DIRECTIVE →
Give every line back verbatim, dropping all images.

RECORDED DATA →
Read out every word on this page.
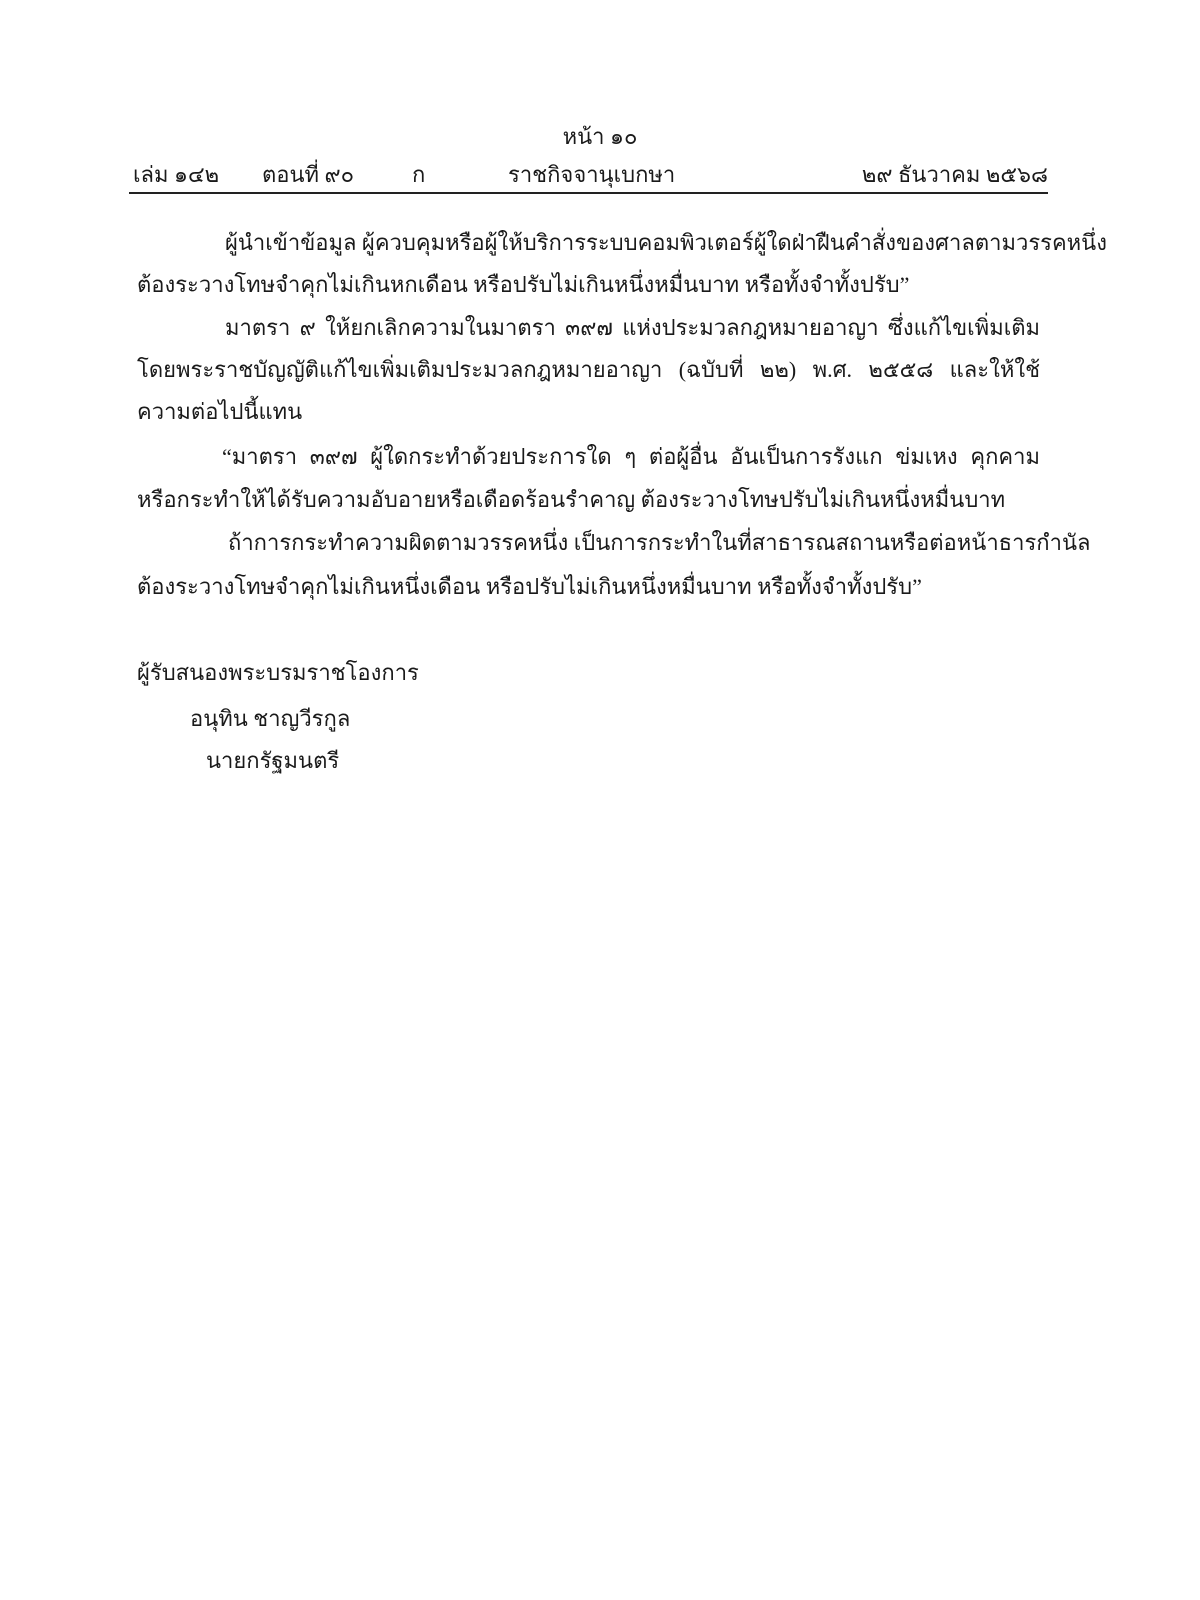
หน้า ๑๐
เล่ม ๑๔๒ ตอนที่ ๙๐	ก	ราชกิจจานุเบกษา	๒๙ ธันวาคม ๒๕๖๘
ผู้นำเข้าข้อมูล ผู้ควบคุมหรือผู้ให้บริการระบบคอมพิวเตอร์ผู้ใดฝ่าฝืนคำสั่งของศาลตามวรรคหนึ่ง
ต้องระวางโทษจำคุกไม่เกินหกเดือน หรือปรับไม่เกินหนึ่งหมื่นบาท หรือทั้งจำทั้งปรับ”
มาตรา ๙ ให้ยกเลิกความในมาตรา ๓๙๗ แห่งประมวลกฎหมายอาญา ซึ่งแก้ไขเพิ่มเติม
โดยพระราชบัญญัติแก้ไขเพิ่มเติมประมวลกฎหมายอาญา (ฉบับที่ ๒๒) พ.ศ. ๒๕๕๘ และให้ใช้
ความต่อไปนี้แทน
“มาตรา ๓๙๗ ผู้ใดกระทำด้วยประการใด ๆ ต่อผู้อื่น อันเป็นการรังแก ข่มเหง คุกคาม
หรือกระทำให้ได้รับความอับอายหรือเดือดร้อนรำคาญ ต้องระวางโทษปรับไม่เกินหนึ่งหมื่นบาท
ถ้าการกระทำความผิดตามวรรคหนึ่ง เป็นการกระทำในที่สาธารณสถานหรือต่อหน้าธารกำนัล
ต้องระวางโทษจำคุกไม่เกินหนึ่งเดือน หรือปรับไม่เกินหนึ่งหมื่นบาท หรือทั้งจำทั้งปรับ”
ผู้รับสนองพระบรมราชโองการ
อนุทิน ชาญวีรกูล
นายกรัฐมนตรี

EXPECTED OUTPUT →
Read out every word on this page.
หน้า ๑๐
เล่ม ๑๔๒ ตอนที่ ๙๐	ก	ราชกิจจานุเบกษา	๒๙ ธันวาคม ๒๕๖๘
ผู้นำเข้าข้อมูล ผู้ควบคุมหรือผู้ให้บริการระบบคอมพิวเตอร์ผู้ใดฝ่าฝืนคำสั่งของศาลตามวรรคหนึ่ง
ต้องระวางโทษจำคุกไม่เกินหกเดือน หรือปรับไม่เกินหนึ่งหมื่นบาท หรือทั้งจำทั้งปรับ”
มาตรา ๙ ให้ยกเลิกความในมาตรา ๓๙๗ แห่งประมวลกฎหมายอาญา ซึ่งแก้ไขเพิ่มเติม
โดยพระราชบัญญัติแก้ไขเพิ่มเติมประมวลกฎหมายอาญา (ฉบับที่ ๒๒) พ.ศ. ๒๕๕๘ และให้ใช้
ความต่อไปนี้แทน
“มาตรา ๓๙๗ ผู้ใดกระทำด้วยประการใด ๆ ต่อผู้อื่น อันเป็นการรังแก ข่มเหง คุกคาม
หรือกระทำให้ได้รับความอับอายหรือเดือดร้อนรำคาญ ต้องระวางโทษปรับไม่เกินหนึ่งหมื่นบาท
ถ้าการกระทำความผิดตามวรรคหนึ่ง เป็นการกระทำในที่สาธารณสถานหรือต่อหน้าธารกำนัล
ต้องระวางโทษจำคุกไม่เกินหนึ่งเดือน หรือปรับไม่เกินหนึ่งหมื่นบาท หรือทั้งจำทั้งปรับ”
ผู้รับสนองพระบรมราชโองการ
อนุทิน ชาญวีรกูล
นายกรัฐมนตรี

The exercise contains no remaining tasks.